╭─ DATASET ENTRIES
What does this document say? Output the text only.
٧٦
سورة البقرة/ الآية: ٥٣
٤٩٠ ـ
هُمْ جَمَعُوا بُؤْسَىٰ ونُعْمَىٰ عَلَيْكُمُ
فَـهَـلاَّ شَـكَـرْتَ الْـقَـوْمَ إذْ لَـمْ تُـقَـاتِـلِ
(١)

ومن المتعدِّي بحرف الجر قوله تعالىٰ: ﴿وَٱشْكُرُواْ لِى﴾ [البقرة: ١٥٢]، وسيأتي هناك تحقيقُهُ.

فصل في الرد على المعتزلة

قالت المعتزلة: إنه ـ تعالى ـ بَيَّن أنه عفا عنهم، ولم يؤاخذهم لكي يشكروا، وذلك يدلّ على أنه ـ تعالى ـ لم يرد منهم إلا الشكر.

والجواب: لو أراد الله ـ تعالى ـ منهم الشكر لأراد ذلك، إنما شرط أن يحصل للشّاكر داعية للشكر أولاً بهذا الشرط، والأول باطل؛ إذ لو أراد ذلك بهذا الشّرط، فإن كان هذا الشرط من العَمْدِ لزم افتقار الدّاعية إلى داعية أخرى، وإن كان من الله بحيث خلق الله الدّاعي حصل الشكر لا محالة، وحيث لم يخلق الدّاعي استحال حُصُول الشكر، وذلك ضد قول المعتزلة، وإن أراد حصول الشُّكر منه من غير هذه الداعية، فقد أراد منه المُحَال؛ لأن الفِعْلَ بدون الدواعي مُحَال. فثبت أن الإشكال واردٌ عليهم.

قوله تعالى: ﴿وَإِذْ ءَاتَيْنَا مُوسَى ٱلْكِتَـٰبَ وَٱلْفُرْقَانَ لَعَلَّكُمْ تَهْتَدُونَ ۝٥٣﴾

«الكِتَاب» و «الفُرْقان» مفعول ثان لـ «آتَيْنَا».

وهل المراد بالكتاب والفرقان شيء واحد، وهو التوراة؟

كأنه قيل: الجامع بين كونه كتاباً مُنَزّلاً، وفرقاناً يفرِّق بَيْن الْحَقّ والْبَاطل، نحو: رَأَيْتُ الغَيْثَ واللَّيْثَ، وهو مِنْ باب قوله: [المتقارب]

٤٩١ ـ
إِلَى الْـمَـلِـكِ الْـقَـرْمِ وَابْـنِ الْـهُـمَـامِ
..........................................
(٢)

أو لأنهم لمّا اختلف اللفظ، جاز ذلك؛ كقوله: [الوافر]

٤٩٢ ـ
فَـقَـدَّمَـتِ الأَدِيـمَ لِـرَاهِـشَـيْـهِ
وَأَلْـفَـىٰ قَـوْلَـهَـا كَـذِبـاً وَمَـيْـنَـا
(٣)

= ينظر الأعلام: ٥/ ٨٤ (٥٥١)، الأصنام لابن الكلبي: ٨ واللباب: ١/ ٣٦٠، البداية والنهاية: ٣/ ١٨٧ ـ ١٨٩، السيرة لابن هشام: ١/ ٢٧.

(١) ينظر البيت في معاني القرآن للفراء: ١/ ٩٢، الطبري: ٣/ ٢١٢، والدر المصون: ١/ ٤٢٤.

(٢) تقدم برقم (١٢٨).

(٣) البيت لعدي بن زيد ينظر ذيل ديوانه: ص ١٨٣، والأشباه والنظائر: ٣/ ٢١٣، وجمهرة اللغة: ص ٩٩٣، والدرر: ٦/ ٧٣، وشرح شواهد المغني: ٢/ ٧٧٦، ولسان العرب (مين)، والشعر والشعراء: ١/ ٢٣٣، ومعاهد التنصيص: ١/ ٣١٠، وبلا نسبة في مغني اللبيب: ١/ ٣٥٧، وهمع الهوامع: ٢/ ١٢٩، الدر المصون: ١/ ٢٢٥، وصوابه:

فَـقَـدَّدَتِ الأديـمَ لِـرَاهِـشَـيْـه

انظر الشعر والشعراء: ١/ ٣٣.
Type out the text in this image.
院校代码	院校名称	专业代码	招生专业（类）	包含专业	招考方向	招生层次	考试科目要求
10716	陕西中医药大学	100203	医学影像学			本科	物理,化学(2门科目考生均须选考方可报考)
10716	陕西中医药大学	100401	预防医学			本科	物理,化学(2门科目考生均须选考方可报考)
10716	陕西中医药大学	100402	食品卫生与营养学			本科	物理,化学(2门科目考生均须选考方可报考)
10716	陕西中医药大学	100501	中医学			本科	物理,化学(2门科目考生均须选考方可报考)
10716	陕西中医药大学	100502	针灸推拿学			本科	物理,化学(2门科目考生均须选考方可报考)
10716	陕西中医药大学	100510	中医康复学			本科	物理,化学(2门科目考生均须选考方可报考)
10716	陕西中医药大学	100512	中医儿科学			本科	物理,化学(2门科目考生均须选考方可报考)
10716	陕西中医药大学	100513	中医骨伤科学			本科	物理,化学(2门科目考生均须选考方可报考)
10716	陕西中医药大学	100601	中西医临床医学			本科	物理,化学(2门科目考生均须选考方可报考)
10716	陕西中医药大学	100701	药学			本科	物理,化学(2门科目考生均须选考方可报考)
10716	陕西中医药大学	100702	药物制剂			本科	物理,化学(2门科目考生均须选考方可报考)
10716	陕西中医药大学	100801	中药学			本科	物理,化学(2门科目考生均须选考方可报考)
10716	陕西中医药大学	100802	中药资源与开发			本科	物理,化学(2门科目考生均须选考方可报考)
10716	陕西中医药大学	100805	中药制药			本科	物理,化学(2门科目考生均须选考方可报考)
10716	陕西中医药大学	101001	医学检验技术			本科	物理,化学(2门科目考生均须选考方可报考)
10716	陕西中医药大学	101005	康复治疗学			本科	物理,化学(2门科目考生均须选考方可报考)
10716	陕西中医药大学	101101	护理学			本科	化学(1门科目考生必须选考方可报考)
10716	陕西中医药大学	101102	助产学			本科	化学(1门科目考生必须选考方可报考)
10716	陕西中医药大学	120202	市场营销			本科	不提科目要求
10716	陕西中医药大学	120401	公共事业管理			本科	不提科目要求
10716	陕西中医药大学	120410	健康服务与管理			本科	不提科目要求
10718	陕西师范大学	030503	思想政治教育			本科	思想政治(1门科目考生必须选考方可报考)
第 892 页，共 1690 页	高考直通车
╰─
▶ **GOAL**
Every line holding "منهم" should be copied out.

▶ **ANSWER TO THIS EXERCISE**
قالت المعتزلة: إنه ـ تعالى ـ بَيَّن أنه عفا عنهم، ولم يؤاخذهم لكي يشكروا، وذلك يدلّ على أنه ـ تعالى ـ لم يرد منهم إلا الشكر.
والجواب: لو أراد الله ـ تعالى ـ منهم الشكر لأراد ذلك، إنما شرط أن يحصل للشّاكر داعية للشكر أولاً بهذا الشرط، والأول باطل؛ إذ لو أراد ذلك بهذا الشّرط، فإن كان هذا الشرط من العَمْدِ لزم افتقار الدّاعية إلى داعية أخرى، وإن كان من الله بحيث خلق الله الدّاعي حصل الشكر لا محالة، وحيث لم يخلق الدّاعي استحال حُصُول الشكر، وذلك ضد قول المعتزلة، وإن أراد حصول الشُّكر منه من غير هذه الداعية، فقد أراد منه المُحَال؛ لأن الفِعْلَ بدون الدواعي مُحَال. فثبت أن الإشكال واردٌ عليهم.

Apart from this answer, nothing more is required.